:: Stated problem ::
Word for word, restate every line of the listing that follows.

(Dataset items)
- - -

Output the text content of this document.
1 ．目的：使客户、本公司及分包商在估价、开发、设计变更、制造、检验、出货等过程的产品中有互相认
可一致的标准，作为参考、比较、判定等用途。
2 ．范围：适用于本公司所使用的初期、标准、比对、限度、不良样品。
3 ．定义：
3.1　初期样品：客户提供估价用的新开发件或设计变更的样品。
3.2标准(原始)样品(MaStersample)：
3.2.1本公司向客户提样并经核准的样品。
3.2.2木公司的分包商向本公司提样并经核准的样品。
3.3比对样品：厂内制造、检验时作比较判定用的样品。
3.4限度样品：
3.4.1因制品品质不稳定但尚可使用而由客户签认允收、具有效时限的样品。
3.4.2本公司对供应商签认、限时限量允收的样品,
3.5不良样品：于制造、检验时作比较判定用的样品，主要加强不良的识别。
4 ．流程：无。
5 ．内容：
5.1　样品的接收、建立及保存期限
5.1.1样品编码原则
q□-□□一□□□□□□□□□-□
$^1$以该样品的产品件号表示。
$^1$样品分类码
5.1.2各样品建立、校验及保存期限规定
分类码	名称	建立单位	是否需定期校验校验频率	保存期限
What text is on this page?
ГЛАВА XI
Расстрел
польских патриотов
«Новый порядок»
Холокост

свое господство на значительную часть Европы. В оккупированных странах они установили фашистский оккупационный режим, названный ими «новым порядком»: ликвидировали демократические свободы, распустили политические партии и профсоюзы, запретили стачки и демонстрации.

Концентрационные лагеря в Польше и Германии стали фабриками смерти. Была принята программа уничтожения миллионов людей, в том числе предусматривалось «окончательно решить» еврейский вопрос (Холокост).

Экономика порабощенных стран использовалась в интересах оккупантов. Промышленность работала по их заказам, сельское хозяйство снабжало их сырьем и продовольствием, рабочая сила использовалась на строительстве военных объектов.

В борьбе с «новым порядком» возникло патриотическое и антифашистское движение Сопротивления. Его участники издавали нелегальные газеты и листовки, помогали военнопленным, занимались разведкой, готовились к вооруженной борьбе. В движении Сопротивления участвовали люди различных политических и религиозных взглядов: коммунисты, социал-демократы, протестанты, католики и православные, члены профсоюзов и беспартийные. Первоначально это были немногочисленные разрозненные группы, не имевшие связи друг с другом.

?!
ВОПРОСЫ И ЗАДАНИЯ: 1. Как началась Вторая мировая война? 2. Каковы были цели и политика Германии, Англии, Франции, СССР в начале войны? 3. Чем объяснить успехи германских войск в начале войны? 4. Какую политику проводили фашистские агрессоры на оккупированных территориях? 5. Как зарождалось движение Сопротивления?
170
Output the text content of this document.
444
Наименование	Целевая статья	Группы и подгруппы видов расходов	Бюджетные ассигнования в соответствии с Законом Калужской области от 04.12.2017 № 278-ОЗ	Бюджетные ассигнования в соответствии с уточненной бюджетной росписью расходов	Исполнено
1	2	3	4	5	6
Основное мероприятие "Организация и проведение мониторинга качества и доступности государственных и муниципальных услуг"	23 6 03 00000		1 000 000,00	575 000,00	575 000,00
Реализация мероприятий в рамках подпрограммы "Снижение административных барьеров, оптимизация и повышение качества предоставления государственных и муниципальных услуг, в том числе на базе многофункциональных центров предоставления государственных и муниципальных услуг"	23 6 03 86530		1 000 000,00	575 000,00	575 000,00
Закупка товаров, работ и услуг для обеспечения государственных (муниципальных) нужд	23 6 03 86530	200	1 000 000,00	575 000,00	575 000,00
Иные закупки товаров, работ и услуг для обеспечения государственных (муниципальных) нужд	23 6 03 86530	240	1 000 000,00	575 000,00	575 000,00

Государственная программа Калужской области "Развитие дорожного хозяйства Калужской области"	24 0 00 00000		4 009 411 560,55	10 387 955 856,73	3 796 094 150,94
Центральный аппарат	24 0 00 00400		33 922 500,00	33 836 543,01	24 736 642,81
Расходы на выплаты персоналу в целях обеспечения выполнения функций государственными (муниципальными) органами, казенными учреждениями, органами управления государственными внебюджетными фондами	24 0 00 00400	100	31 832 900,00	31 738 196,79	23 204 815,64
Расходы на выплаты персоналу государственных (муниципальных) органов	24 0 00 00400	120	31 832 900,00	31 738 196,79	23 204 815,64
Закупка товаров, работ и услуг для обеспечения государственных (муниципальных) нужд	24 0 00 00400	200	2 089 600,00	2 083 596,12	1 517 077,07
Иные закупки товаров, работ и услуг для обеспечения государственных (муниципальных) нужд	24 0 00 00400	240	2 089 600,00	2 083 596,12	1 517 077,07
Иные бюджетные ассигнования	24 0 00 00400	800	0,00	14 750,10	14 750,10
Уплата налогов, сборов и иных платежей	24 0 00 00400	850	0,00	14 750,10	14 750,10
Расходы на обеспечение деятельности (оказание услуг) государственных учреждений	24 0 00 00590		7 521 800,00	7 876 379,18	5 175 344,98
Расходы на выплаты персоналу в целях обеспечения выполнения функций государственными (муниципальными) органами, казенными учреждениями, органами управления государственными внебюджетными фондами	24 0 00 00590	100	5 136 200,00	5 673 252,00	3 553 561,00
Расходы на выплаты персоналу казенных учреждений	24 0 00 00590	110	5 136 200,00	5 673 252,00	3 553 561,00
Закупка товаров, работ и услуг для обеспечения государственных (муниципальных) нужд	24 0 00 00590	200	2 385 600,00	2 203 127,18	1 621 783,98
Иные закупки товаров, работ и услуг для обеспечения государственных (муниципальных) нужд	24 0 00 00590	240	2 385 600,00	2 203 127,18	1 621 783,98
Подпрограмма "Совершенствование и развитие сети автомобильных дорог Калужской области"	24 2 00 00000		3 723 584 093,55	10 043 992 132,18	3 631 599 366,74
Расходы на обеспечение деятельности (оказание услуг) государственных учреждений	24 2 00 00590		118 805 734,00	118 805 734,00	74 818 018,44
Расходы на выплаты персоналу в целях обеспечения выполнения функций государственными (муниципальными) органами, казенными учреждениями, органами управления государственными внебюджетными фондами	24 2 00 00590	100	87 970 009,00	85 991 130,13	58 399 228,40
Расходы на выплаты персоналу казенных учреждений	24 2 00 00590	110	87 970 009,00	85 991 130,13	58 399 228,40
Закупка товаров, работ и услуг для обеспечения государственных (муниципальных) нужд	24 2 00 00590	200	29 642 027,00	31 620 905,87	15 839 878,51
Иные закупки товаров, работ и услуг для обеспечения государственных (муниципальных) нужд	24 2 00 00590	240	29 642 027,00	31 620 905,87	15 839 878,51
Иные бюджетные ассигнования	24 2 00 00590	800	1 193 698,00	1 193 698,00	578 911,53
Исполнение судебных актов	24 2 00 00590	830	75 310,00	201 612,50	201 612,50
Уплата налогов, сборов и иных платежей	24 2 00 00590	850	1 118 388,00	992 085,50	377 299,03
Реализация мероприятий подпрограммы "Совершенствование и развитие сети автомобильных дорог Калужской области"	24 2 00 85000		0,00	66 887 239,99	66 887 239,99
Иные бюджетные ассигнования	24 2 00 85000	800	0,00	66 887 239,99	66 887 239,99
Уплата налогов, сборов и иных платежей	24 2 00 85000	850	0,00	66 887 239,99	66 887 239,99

- - -

:: Response to the exercise ::
Output the text content of this document.
1 ．目的：使客户、本公司及分包商在估价、开发、设计变更、制造、检验、出货等过程的产品中有互相认
可一致的标准，作为参考、比较、判定等用途。
2 ．范围：适用于本公司所使用的初期、标准、比对、限度、不良样品。
3 ．定义：
3.1　初期样品：客户提供估价用的新开发件或设计变更的样品。
3.2标准(原始)样品(MaStersample)：
3.2.1本公司向客户提样并经核准的样品。
3.2.2木公司的分包商向本公司提样并经核准的样品。
3.3比对样品：厂内制造、检验时作比较判定用的样品。
3.4限度样品：
3.4.1因制品品质不稳定但尚可使用而由客户签认允收、具有效时限的样品。
3.4.2本公司对供应商签认、限时限量允收的样品,
3.5不良样品：于制造、检验时作比较判定用的样品，主要加强不良的识别。
4 ．流程：无。
5 ．内容：
5.1　样品的接收、建立及保存期限
5.1.1样品编码原则
q□-□□一□□□□□□□□□-□
$^1$以该样品的产品件号表示。
$^1$样品分类码
5.1.2各样品建立、校验及保存期限规定
分类码	名称	建立单位	是否需定期校验校验频率	保存期限
What text is on this page?
ГЛАВА XI
Расстрел
польских патриотов
«Новый порядок»
Холокост

свое господство на значительную часть Европы. В оккупированных странах они установили фашистский оккупационный режим, названный ими «новым порядком»: ликвидировали демократические свободы, распустили политические партии и профсоюзы, запретили стачки и демонстрации.

Концентрационные лагеря в Польше и Германии стали фабриками смерти. Была принята программа уничтожения миллионов людей, в том числе предусматривалось «окончательно решить» еврейский вопрос (Холокост).

Экономика порабощенных стран использовалась в интересах оккупантов. Промышленность работала по их заказам, сельское хозяйство снабжало их сырьем и продовольствием, рабочая сила использовалась на строительстве военных объектов.

В борьбе с «новым порядком» возникло патриотическое и антифашистское движение Сопротивления. Его участники издавали нелегальные газеты и листовки, помогали военнопленным, занимались разведкой, готовились к вооруженной борьбе. В движении Сопротивления участвовали люди различных политических и религиозных взглядов: коммунисты, социал-демократы, протестанты, католики и православные, члены профсоюзов и беспартийные. Первоначально это были немногочисленные разрозненные группы, не имевшие связи друг с другом.

?!
ВОПРОСЫ И ЗАДАНИЯ: 1. Как началась Вторая мировая война? 2. Каковы были цели и политика Германии, Англии, Франции, СССР в начале войны? 3. Чем объяснить успехи германских войск в начале войны? 4. Какую политику проводили фашистские агрессоры на оккупированных территориях? 5. Как зарождалось движение Сопротивления?
170
Output the text content of this document.
444
Наименование	Целевая статья	Группы и подгруппы видов расходов	Бюджетные ассигнования в соответствии с Законом Калужской области от 04.12.2017 № 278-ОЗ	Бюджетные ассигнования в соответствии с уточненной бюджетной росписью расходов	Исполнено
1	2	3	4	5	6
Основное мероприятие "Организация и проведение мониторинга качества и доступности государственных и муниципальных услуг"	23 6 03 00000		1 000 000,00	575 000,00	575 000,00
Реализация мероприятий в рамках подпрограммы "Снижение административных барьеров, оптимизация и повышение качества предоставления государственных и муниципальных услуг, в том числе на базе многофункциональных центров предоставления государственных и муниципальных услуг"	23 6 03 86530		1 000 000,00	575 000,00	575 000,00
Закупка товаров, работ и услуг для обеспечения государственных (муниципальных) нужд	23 6 03 86530	200	1 000 000,00	575 000,00	575 000,00
Иные закупки товаров, работ и услуг для обеспечения государственных (муниципальных) нужд	23 6 03 86530	240	1 000 000,00	575 000,00	575 000,00

Государственная программа Калужской области "Развитие дорожного хозяйства Калужской области"	24 0 00 00000		4 009 411 560,55	10 387 955 856,73	3 796 094 150,94
Центральный аппарат	24 0 00 00400		33 922 500,00	33 836 543,01	24 736 642,81
Расходы на выплаты персоналу в целях обеспечения выполнения функций государственными (муниципальными) органами, казенными учреждениями, органами управления государственными внебюджетными фондами	24 0 00 00400	100	31 832 900,00	31 738 196,79	23 204 815,64
Расходы на выплаты персоналу государственных (муниципальных) органов	24 0 00 00400	120	31 832 900,00	31 738 196,79	23 204 815,64
Закупка товаров, работ и услуг для обеспечения государственных (муниципальных) нужд	24 0 00 00400	200	2 089 600,00	2 083 596,12	1 517 077,07
Иные закупки товаров, работ и услуг для обеспечения государственных (муниципальных) нужд	24 0 00 00400	240	2 089 600,00	2 083 596,12	1 517 077,07
Иные бюджетные ассигнования	24 0 00 00400	800	0,00	14 750,10	14 750,10
Уплата налогов, сборов и иных платежей	24 0 00 00400	850	0,00	14 750,10	14 750,10
Расходы на обеспечение деятельности (оказание услуг) государственных учреждений	24 0 00 00590		7 521 800,00	7 876 379,18	5 175 344,98
Расходы на выплаты персоналу в целях обеспечения выполнения функций государственными (муниципальными) органами, казенными учреждениями, органами управления государственными внебюджетными фондами	24 0 00 00590	100	5 136 200,00	5 673 252,00	3 553 561,00
Расходы на выплаты персоналу казенных учреждений	24 0 00 00590	110	5 136 200,00	5 673 252,00	3 553 561,00
Закупка товаров, работ и услуг для обеспечения государственных (муниципальных) нужд	24 0 00 00590	200	2 385 600,00	2 203 127,18	1 621 783,98
Иные закупки товаров, работ и услуг для обеспечения государственных (муниципальных) нужд	24 0 00 00590	240	2 385 600,00	2 203 127,18	1 621 783,98
Подпрограмма "Совершенствование и развитие сети автомобильных дорог Калужской области"	24 2 00 00000		3 723 584 093,55	10 043 992 132,18	3 631 599 366,74
Расходы на обеспечение деятельности (оказание услуг) государственных учреждений	24 2 00 00590		118 805 734,00	118 805 734,00	74 818 018,44
Расходы на выплаты персоналу в целях обеспечения выполнения функций государственными (муниципальными) органами, казенными учреждениями, органами управления государственными внебюджетными фондами	24 2 00 00590	100	87 970 009,00	85 991 130,13	58 399 228,40
Расходы на выплаты персоналу казенных учреждений	24 2 00 00590	110	87 970 009,00	85 991 130,13	58 399 228,40
Закупка товаров, работ и услуг для обеспечения государственных (муниципальных) нужд	24 2 00 00590	200	29 642 027,00	31 620 905,87	15 839 878,51
Иные закупки товаров, работ и услуг для обеспечения государственных (муниципальных) нужд	24 2 00 00590	240	29 642 027,00	31 620 905,87	15 839 878,51
Иные бюджетные ассигнования	24 2 00 00590	800	1 193 698,00	1 193 698,00	578 911,53
Исполнение судебных актов	24 2 00 00590	830	75 310,00	201 612,50	201 612,50
Уплата налогов, сборов и иных платежей	24 2 00 00590	850	1 118 388,00	992 085,50	377 299,03
Реализация мероприятий подпрограммы "Совершенствование и развитие сети автомобильных дорог Калужской области"	24 2 00 85000		0,00	66 887 239,99	66 887 239,99
Иные бюджетные ассигнования	24 2 00 85000	800	0,00	66 887 239,99	66 887 239,99
Уплата налогов, сборов и иных платежей	24 2 00 85000	850	0,00	66 887 239,99	66 887 239,99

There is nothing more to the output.